## WRITTEN TASK
Using the records below, locate all lines containing "stat" and return them.

----- DATA SECTION

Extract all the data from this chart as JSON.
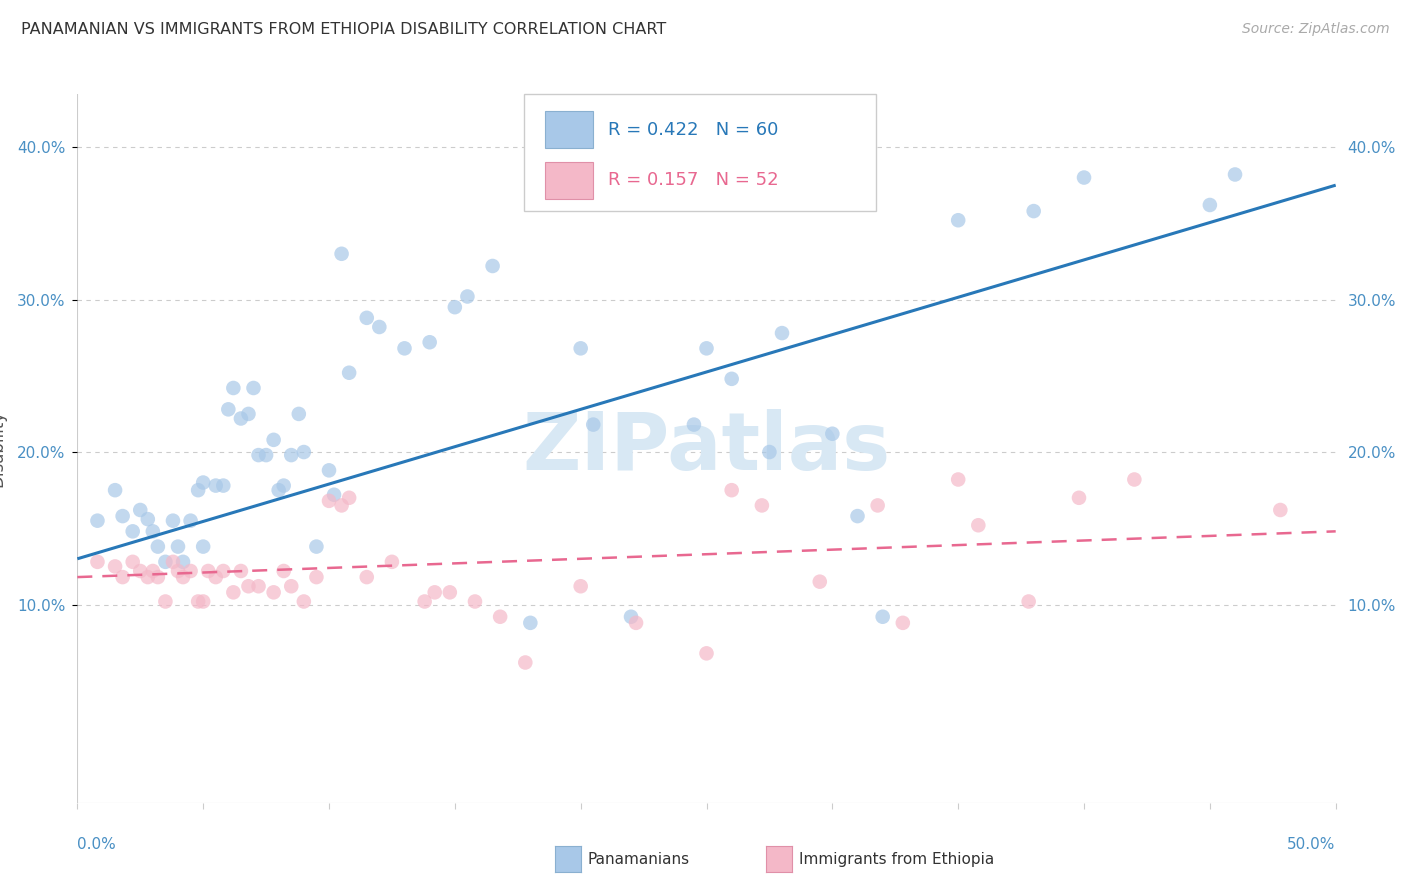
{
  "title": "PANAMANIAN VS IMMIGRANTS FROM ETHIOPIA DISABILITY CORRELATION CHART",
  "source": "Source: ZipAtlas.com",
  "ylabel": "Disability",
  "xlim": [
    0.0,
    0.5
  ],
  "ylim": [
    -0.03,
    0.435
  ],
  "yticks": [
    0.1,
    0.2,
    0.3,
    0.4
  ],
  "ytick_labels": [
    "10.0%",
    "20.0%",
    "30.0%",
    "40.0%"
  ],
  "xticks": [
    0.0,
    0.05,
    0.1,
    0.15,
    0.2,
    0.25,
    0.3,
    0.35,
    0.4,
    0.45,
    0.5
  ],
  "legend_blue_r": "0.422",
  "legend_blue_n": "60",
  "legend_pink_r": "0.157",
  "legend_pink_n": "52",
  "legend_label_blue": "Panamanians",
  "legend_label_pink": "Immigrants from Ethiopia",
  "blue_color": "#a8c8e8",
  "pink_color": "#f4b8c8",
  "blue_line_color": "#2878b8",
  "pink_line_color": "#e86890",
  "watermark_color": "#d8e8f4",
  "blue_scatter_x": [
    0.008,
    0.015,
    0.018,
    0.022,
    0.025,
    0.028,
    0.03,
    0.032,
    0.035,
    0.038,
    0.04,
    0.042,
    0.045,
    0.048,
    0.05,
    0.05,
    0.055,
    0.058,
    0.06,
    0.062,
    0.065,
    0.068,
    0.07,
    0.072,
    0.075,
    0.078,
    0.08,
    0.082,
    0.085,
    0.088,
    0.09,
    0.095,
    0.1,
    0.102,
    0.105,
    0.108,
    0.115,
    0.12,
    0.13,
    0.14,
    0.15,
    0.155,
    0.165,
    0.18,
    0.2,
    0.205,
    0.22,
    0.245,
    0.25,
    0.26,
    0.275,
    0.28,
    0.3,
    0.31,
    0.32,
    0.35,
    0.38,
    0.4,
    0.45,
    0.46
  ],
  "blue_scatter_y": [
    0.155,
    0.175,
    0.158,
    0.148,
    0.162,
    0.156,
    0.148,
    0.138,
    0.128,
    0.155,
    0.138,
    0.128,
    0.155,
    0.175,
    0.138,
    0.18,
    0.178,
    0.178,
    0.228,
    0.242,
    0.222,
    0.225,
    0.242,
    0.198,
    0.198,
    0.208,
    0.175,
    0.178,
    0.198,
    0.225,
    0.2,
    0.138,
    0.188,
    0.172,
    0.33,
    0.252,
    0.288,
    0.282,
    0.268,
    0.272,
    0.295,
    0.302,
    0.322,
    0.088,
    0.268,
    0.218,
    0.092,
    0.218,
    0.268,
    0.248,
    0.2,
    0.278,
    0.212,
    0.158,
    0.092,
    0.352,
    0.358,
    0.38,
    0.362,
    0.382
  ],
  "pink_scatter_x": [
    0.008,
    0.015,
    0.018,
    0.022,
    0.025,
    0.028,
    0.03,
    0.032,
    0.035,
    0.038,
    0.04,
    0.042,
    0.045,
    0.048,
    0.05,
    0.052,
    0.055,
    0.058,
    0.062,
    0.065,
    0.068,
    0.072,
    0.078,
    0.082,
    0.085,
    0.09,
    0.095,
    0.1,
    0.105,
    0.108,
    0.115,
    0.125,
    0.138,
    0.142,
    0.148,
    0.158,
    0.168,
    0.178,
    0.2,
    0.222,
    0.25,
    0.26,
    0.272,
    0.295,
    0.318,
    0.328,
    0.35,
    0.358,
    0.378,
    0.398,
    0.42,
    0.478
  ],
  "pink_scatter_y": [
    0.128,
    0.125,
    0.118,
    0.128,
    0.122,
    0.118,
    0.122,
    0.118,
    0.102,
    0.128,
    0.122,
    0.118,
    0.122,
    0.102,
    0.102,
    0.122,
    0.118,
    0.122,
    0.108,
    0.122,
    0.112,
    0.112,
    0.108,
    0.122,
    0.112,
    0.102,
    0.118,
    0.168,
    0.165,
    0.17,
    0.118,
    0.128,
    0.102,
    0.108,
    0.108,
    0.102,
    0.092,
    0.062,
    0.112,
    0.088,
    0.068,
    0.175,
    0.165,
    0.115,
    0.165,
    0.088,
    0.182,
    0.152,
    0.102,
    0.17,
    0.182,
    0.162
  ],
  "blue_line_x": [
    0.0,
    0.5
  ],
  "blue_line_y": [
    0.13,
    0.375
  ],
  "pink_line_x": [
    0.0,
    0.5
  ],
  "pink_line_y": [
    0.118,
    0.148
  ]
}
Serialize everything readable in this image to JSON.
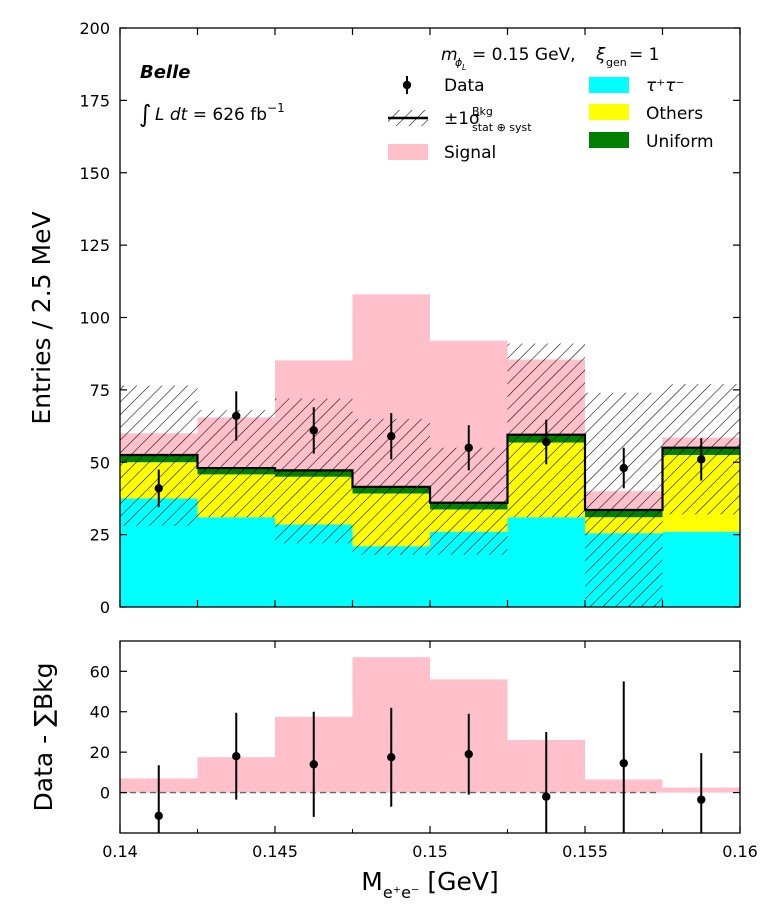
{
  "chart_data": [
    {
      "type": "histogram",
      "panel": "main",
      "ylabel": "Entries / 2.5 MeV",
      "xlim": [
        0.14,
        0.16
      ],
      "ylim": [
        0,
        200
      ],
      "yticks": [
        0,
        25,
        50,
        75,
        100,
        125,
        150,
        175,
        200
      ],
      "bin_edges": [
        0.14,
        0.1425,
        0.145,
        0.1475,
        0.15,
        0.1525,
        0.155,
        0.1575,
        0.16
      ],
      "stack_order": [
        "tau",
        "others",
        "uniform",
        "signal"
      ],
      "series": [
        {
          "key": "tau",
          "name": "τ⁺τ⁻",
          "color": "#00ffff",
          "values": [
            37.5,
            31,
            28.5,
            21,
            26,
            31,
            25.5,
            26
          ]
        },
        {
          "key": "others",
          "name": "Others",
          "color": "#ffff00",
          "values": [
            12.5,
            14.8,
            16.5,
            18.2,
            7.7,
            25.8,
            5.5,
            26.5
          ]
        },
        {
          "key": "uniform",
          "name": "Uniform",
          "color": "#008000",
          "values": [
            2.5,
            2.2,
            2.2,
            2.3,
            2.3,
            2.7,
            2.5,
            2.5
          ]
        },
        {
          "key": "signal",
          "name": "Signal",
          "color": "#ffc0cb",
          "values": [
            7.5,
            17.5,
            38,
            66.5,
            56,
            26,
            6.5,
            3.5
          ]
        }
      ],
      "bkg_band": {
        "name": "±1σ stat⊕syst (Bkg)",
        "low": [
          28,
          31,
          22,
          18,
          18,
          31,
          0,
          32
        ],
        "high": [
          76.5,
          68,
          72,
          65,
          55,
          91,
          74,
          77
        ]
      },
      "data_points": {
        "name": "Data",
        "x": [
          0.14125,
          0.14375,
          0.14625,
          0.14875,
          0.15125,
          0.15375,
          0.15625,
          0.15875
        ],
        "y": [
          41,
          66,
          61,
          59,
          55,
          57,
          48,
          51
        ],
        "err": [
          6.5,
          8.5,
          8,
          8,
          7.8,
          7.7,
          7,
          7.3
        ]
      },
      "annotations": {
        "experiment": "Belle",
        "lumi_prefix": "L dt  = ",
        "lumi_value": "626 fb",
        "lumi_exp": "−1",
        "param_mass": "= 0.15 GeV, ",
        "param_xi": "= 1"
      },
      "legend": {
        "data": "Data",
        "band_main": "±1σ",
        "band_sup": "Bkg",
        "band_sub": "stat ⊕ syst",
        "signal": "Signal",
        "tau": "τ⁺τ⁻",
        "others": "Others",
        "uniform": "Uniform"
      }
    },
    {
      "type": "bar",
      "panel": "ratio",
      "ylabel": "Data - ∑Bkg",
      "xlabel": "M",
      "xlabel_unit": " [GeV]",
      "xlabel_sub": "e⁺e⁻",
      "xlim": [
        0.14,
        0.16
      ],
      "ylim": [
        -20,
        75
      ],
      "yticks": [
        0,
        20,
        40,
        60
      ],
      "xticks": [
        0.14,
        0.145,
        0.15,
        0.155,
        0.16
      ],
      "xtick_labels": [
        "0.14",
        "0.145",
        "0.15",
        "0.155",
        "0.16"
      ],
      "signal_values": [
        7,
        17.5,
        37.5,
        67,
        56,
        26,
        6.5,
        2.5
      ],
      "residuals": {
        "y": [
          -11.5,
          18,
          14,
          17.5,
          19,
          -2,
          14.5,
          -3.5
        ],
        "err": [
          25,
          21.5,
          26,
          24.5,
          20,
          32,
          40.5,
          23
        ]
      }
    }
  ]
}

----------

## TASK OUTPUT
        "name": "±1σ stat⊕syst (Bkg)",
        "band_sub": "stat ⊕ syst",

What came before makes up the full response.